▶ **Work required**:
Identify every line in the records below that contains the word "Maskin", and reproduce each one.

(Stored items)
● ● ● ● ● ● ●

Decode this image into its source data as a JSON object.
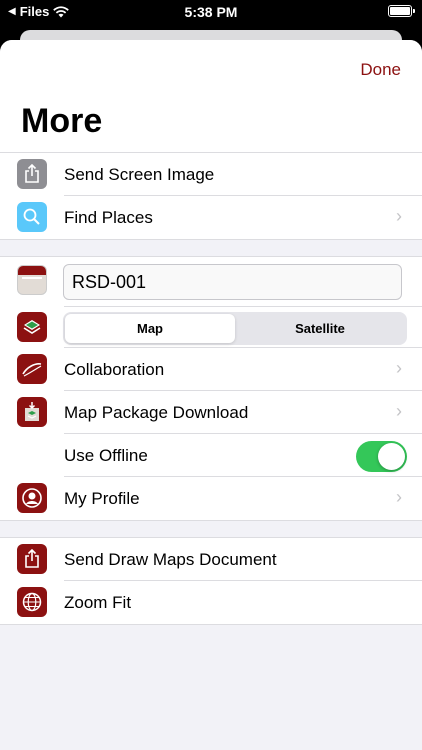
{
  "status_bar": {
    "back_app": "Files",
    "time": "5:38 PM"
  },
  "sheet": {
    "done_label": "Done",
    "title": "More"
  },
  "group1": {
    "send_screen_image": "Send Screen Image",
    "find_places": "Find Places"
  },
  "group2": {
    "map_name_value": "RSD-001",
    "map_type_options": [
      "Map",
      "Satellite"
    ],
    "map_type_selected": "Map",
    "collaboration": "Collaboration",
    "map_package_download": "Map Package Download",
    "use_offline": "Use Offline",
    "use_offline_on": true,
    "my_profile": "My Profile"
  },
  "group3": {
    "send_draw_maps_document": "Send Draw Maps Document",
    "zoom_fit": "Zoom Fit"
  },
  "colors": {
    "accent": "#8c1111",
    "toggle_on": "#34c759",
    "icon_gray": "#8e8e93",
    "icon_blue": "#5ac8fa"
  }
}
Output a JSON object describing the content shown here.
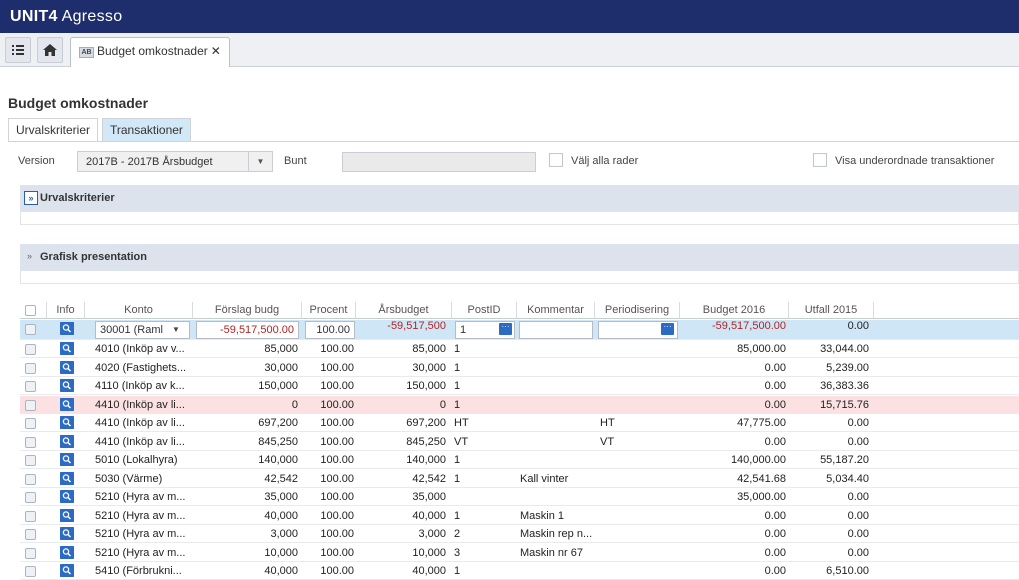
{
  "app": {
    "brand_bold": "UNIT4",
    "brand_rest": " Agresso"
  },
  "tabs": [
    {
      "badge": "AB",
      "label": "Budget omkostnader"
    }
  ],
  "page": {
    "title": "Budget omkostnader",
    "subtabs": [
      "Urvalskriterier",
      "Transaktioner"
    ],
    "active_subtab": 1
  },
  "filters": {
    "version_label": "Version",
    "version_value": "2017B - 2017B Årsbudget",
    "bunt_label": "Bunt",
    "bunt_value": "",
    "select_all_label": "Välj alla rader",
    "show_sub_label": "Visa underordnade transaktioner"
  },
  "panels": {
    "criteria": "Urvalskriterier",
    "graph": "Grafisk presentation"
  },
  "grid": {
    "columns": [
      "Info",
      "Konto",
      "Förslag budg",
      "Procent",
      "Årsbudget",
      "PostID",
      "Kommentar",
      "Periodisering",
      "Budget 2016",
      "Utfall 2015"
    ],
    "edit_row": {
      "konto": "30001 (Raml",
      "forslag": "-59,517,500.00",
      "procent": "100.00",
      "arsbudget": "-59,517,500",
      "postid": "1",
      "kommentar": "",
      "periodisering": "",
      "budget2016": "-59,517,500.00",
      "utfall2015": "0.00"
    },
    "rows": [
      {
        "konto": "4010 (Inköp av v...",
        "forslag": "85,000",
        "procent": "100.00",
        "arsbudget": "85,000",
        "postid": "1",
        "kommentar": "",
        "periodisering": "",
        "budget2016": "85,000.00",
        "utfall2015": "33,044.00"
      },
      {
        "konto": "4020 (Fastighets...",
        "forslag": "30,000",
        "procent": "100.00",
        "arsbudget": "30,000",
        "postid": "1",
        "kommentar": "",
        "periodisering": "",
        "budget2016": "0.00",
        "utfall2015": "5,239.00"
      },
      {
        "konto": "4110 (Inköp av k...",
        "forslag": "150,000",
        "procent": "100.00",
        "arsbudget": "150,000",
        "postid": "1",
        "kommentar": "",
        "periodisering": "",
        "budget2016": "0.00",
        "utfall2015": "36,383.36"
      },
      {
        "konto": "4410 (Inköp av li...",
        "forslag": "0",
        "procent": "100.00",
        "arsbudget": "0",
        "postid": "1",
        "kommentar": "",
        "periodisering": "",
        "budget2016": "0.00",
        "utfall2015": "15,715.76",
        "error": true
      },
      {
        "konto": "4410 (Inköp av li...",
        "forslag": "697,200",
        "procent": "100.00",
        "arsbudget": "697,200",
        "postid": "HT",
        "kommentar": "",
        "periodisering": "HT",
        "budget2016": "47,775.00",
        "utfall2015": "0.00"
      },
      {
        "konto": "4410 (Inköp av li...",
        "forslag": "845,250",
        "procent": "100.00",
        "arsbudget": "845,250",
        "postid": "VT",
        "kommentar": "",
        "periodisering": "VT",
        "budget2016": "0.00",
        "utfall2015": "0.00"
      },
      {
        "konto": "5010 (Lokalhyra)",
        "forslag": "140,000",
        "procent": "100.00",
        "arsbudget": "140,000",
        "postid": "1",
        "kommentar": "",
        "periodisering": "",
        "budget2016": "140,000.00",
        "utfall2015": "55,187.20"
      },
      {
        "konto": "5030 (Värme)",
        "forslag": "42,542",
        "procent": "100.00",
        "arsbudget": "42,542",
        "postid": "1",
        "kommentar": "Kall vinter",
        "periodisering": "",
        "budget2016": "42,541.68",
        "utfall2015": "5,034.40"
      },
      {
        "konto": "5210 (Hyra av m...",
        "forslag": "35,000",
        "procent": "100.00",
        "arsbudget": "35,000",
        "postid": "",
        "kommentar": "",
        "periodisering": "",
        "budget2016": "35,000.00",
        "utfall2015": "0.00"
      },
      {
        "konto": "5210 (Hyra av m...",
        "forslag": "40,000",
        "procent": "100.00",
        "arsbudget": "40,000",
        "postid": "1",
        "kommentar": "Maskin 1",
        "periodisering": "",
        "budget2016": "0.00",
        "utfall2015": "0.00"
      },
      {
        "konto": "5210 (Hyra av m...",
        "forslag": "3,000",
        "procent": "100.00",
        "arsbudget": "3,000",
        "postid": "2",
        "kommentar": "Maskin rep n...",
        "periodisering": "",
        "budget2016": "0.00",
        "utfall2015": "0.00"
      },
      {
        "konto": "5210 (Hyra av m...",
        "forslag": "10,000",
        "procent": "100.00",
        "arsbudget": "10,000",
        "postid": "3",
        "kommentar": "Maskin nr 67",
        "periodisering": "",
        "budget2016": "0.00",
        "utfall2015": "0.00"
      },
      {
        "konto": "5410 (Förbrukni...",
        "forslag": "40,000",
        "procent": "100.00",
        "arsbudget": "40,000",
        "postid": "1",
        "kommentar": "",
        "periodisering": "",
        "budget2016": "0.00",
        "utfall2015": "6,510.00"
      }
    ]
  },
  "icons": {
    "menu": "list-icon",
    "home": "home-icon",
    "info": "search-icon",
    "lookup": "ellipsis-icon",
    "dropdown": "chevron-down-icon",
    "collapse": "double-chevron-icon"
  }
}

● ● ● ● ● ● ●

▶ **Solution to the problem**:
        "kommentar": "Maskin 1",
        "kommentar": "Maskin rep n...",
        "kommentar": "Maskin nr 67",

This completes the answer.